WHAT TO PRODUCE: Go through the listing beneath this task and return every line that carries the string "Gate".

EXTRACTED DATA:
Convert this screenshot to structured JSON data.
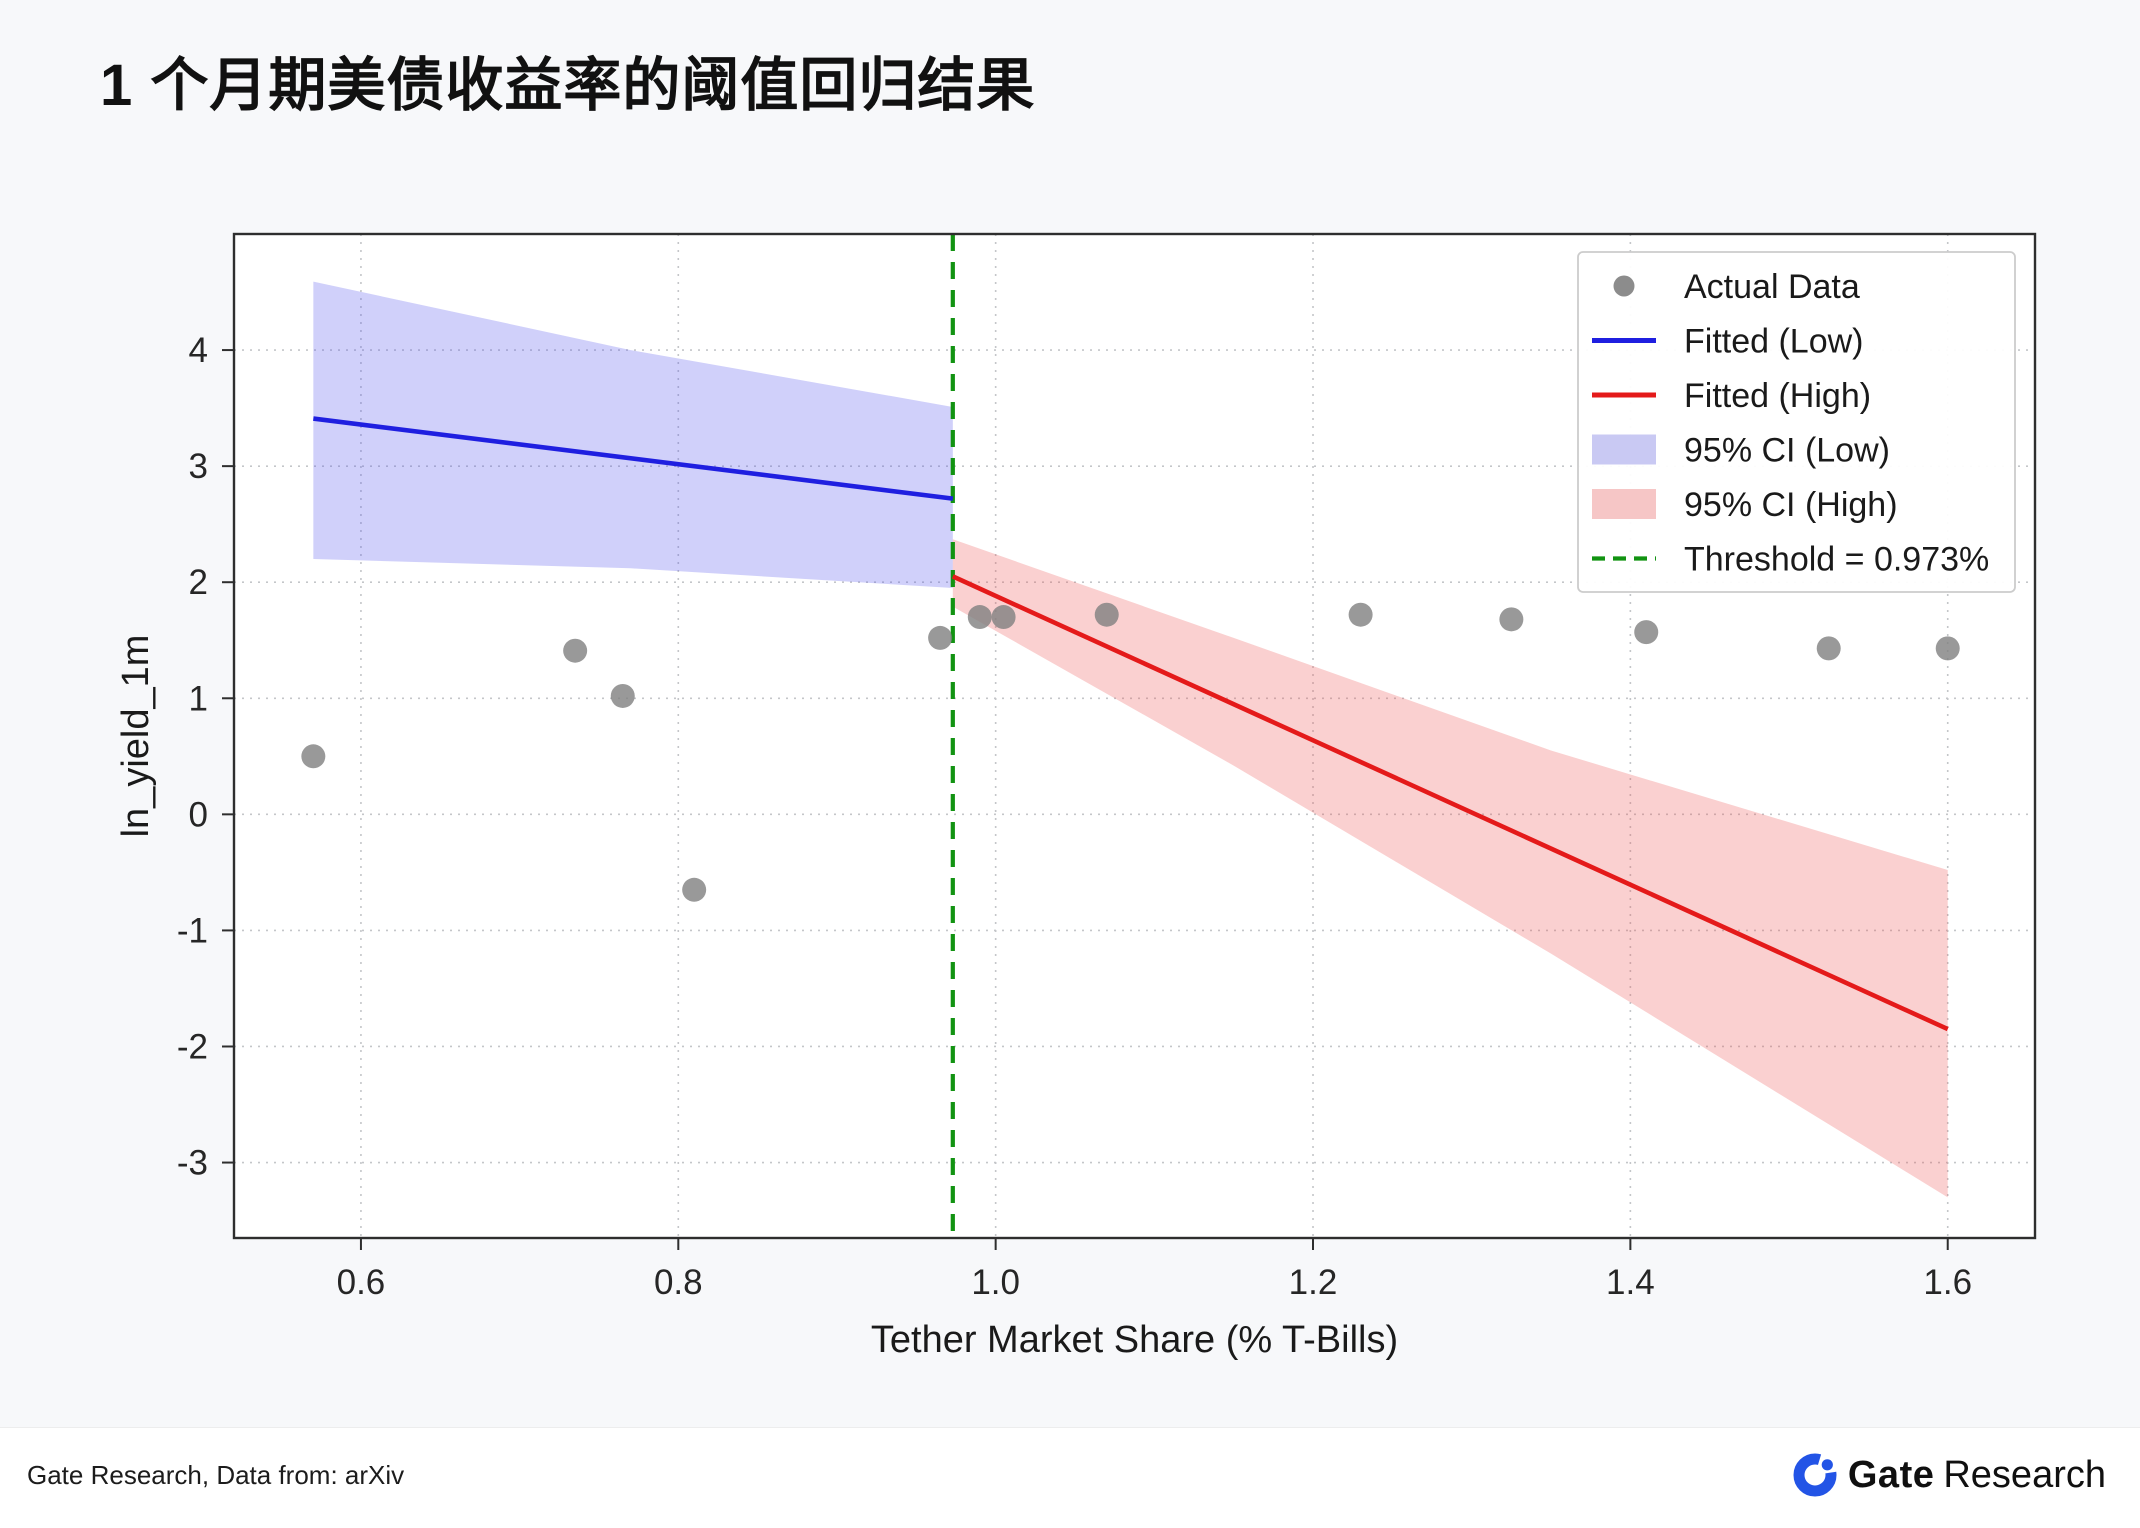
{
  "footer": {
    "source": "Gate Research, Data from: arXiv",
    "logo_bold": "Gate",
    "logo_regular": "Research",
    "logo_color": "#2354e6"
  },
  "chart_data": {
    "type": "scatter",
    "title": "1 个月期美债收益率的阈值回归结果",
    "xlabel": "Tether Market Share (% T-Bills)",
    "ylabel": "ln_yield_1m",
    "xlim": [
      0.52,
      1.655
    ],
    "ylim": [
      -3.65,
      5.0
    ],
    "xticks": [
      0.6,
      0.8,
      1.0,
      1.2,
      1.4,
      1.6
    ],
    "xtick_labels": [
      "0.6",
      "0.8",
      "1.0",
      "1.2",
      "1.4",
      "1.6"
    ],
    "yticks": [
      -3,
      -2,
      -1,
      0,
      1,
      2,
      3,
      4
    ],
    "ytick_labels": [
      "-3",
      "-2",
      "-1",
      "0",
      "1",
      "2",
      "3",
      "4"
    ],
    "grid": true,
    "grid_style": "dotted",
    "threshold": 0.973,
    "threshold_color": "#129312",
    "scatter": {
      "name": "Actual Data",
      "color": "#7f7f7f",
      "points": [
        [
          0.57,
          0.5
        ],
        [
          0.735,
          1.41
        ],
        [
          0.765,
          1.02
        ],
        [
          0.81,
          -0.65
        ],
        [
          0.965,
          1.52
        ],
        [
          0.99,
          1.7
        ],
        [
          1.005,
          1.7
        ],
        [
          1.07,
          1.72
        ],
        [
          1.23,
          1.72
        ],
        [
          1.325,
          1.68
        ],
        [
          1.41,
          1.57
        ],
        [
          1.525,
          1.43
        ],
        [
          1.6,
          1.43
        ]
      ]
    },
    "fitted_low": {
      "name": "Fitted (Low)",
      "color": "#1f1fe0",
      "points": [
        [
          0.57,
          3.41
        ],
        [
          0.973,
          2.72
        ]
      ]
    },
    "fitted_high": {
      "name": "Fitted (High)",
      "color": "#e41a1a",
      "points": [
        [
          0.973,
          2.05
        ],
        [
          1.6,
          -1.85
        ]
      ]
    },
    "ci_low": {
      "name": "95% CI (Low)",
      "fill": "rgba(80,80,235,0.27)",
      "upper": [
        [
          0.57,
          4.59
        ],
        [
          0.77,
          4.0
        ],
        [
          0.973,
          3.51
        ]
      ],
      "lower": [
        [
          0.57,
          2.2
        ],
        [
          0.77,
          2.12
        ],
        [
          0.973,
          1.95
        ]
      ]
    },
    "ci_high": {
      "name": "95% CI (High)",
      "fill": "rgba(235,80,80,0.27)",
      "upper": [
        [
          0.973,
          2.37
        ],
        [
          1.15,
          1.52
        ],
        [
          1.35,
          0.55
        ],
        [
          1.6,
          -0.48
        ]
      ],
      "lower": [
        [
          0.973,
          1.79
        ],
        [
          1.15,
          0.42
        ],
        [
          1.35,
          -1.2
        ],
        [
          1.6,
          -3.3
        ]
      ]
    },
    "legend": [
      {
        "label": "Actual Data",
        "type": "marker",
        "color": "#7f7f7f"
      },
      {
        "label": "Fitted (Low)",
        "type": "line",
        "color": "#1f1fe0"
      },
      {
        "label": "Fitted (High)",
        "type": "line",
        "color": "#e41a1a"
      },
      {
        "label": "95% CI (Low)",
        "type": "patch",
        "color": "#c9c9f3"
      },
      {
        "label": "95% CI (High)",
        "type": "patch",
        "color": "#f6c6c6"
      },
      {
        "label": "Threshold = 0.973%",
        "type": "dashed",
        "color": "#129312"
      }
    ],
    "legend_position": "upper right"
  }
}
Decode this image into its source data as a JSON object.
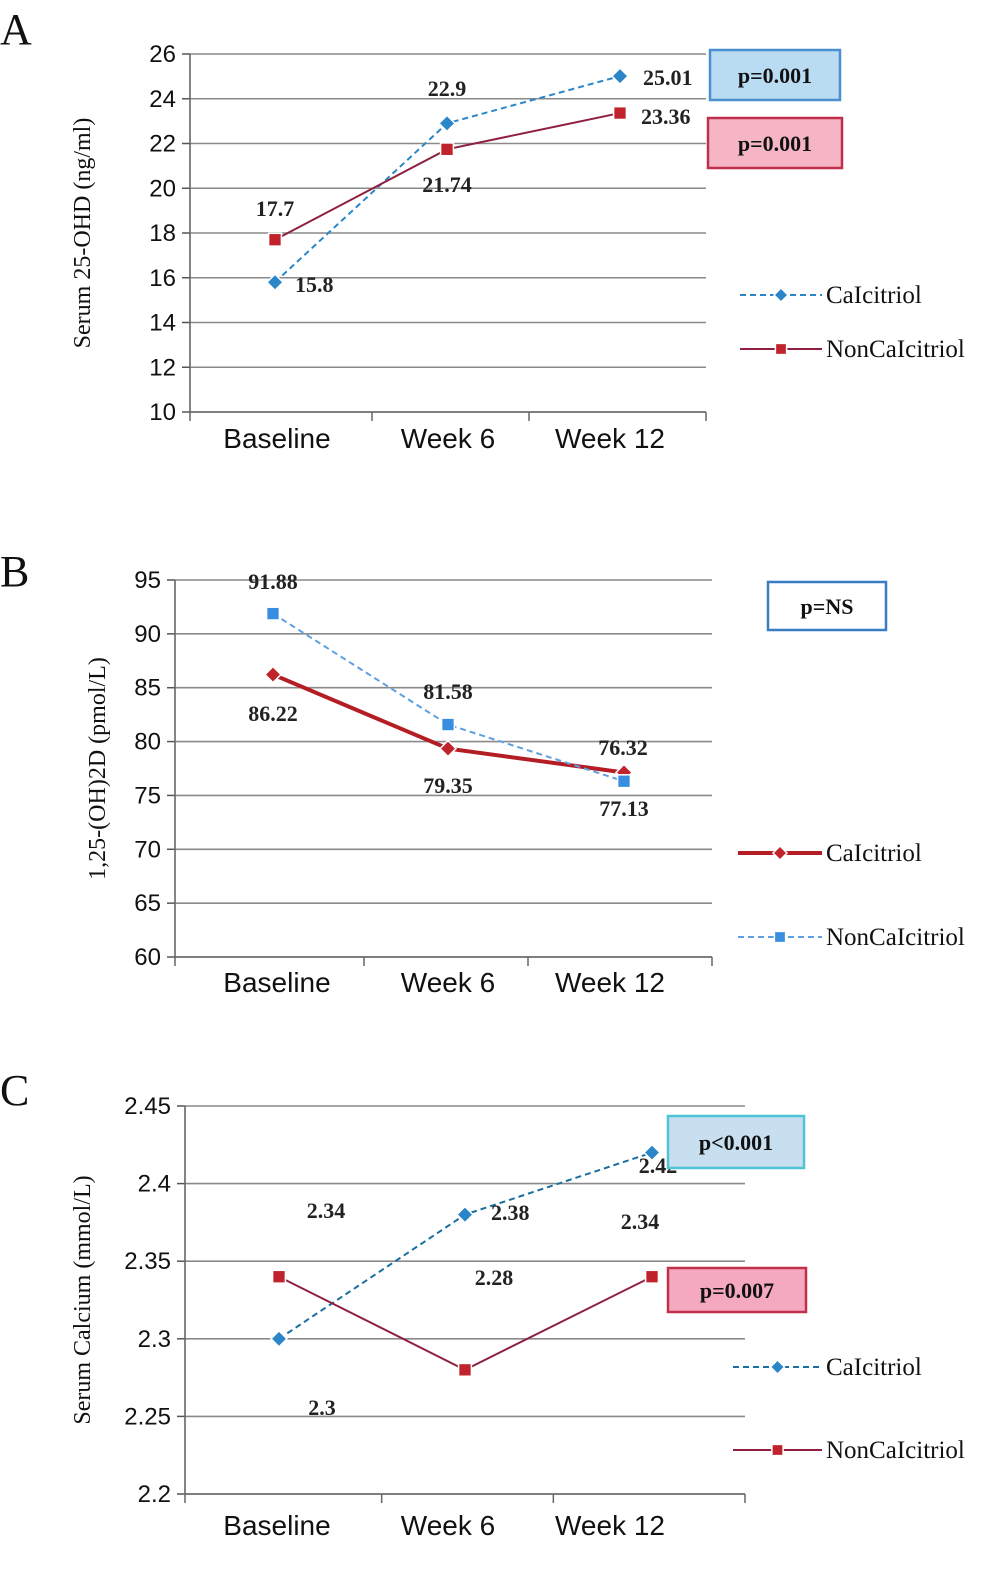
{
  "chart_data": [
    {
      "panel": "A",
      "type": "line",
      "categories": [
        "Baseline",
        "Week 6",
        "Week 12"
      ],
      "ylabel": "Serum 25-OHD (ng/ml)",
      "ylim": [
        10,
        26
      ],
      "yticks": [
        10,
        12,
        14,
        16,
        18,
        20,
        22,
        24,
        26
      ],
      "ytick_labels": [
        "10",
        "12",
        "14",
        "16",
        "18",
        "20",
        "22",
        "24",
        "26"
      ],
      "grid": true,
      "series": [
        {
          "name": "CaIcitriol",
          "values": [
            15.8,
            22.9,
            25.01
          ],
          "labels": [
            "15.8",
            "22.9",
            "25.01"
          ],
          "color": "#2a86c9",
          "line_color": "#2a86c9",
          "dashed": true,
          "marker": "diamond"
        },
        {
          "name": "NonCaIcitriol",
          "values": [
            17.7,
            21.74,
            23.36
          ],
          "labels": [
            "17.7",
            "21.74",
            "23.36"
          ],
          "color": "#c0232b",
          "line_color": "#8f2040",
          "dashed": false,
          "marker": "square"
        }
      ],
      "annotations": [
        {
          "text": "p=0.001",
          "fill": "#b9dcf3",
          "stroke": "#4a8fd0"
        },
        {
          "text": "p=0.001",
          "fill": "#f5b5c4",
          "stroke": "#c0304a"
        }
      ]
    },
    {
      "panel": "B",
      "type": "line",
      "categories": [
        "Baseline",
        "Week 6",
        "Week 12"
      ],
      "ylabel": "1,25-(OH)2D (pmol/L)",
      "ylim": [
        60,
        95
      ],
      "yticks": [
        60,
        65,
        70,
        75,
        80,
        85,
        90,
        95
      ],
      "ytick_labels": [
        "60",
        "65",
        "70",
        "75",
        "80",
        "85",
        "90",
        "95"
      ],
      "grid": true,
      "series": [
        {
          "name": "CaIcitriol",
          "values": [
            86.22,
            79.35,
            77.13
          ],
          "labels": [
            "86.22",
            "79.35",
            "77.13"
          ],
          "color": "#c0232b",
          "line_color": "#b51d24",
          "dashed": false,
          "marker": "diamond"
        },
        {
          "name": "NonCaIcitriol",
          "values": [
            91.88,
            81.58,
            76.32
          ],
          "labels": [
            "91.88",
            "81.58",
            "76.32"
          ],
          "color": "#3a8ee0",
          "line_color": "#5f9fe0",
          "dashed": true,
          "marker": "square"
        }
      ],
      "annotations": [
        {
          "text": "p=NS",
          "fill": "#ffffff",
          "stroke": "#3a7cc4"
        }
      ]
    },
    {
      "panel": "C",
      "type": "line",
      "categories": [
        "Baseline",
        "Week 6",
        "Week 12"
      ],
      "ylabel": "Serum Calcium (mmol/L)",
      "ylim": [
        2.2,
        2.45
      ],
      "yticks": [
        2.2,
        2.25,
        2.3,
        2.35,
        2.4,
        2.45
      ],
      "ytick_labels": [
        "2.2",
        "2.25",
        "2.3",
        "2.35",
        "2.4",
        "2.45"
      ],
      "grid": true,
      "series": [
        {
          "name": "CaIcitriol",
          "values": [
            2.3,
            2.38,
            2.42
          ],
          "labels": [
            "2.3",
            "2.38",
            "2.42"
          ],
          "color": "#2a86c9",
          "line_color": "#1a6f9f",
          "dashed": true,
          "marker": "diamond"
        },
        {
          "name": "NonCaIcitriol",
          "values": [
            2.34,
            2.28,
            2.34
          ],
          "labels": [
            "2.34",
            "2.28",
            "2.34"
          ],
          "color": "#c0232b",
          "line_color": "#8f2040",
          "dashed": false,
          "marker": "square"
        }
      ],
      "annotations": [
        {
          "text": "p<0.001",
          "fill": "#c8dff0",
          "stroke": "#4fc4d6"
        },
        {
          "text": "p=0.007",
          "fill": "#f5a9c0",
          "stroke": "#c0304a"
        }
      ]
    }
  ]
}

SOLUTION TO THE PROBLEM:
    "source": "Gate Research, Data from: arXiv",
    "logo_bold": "Gate",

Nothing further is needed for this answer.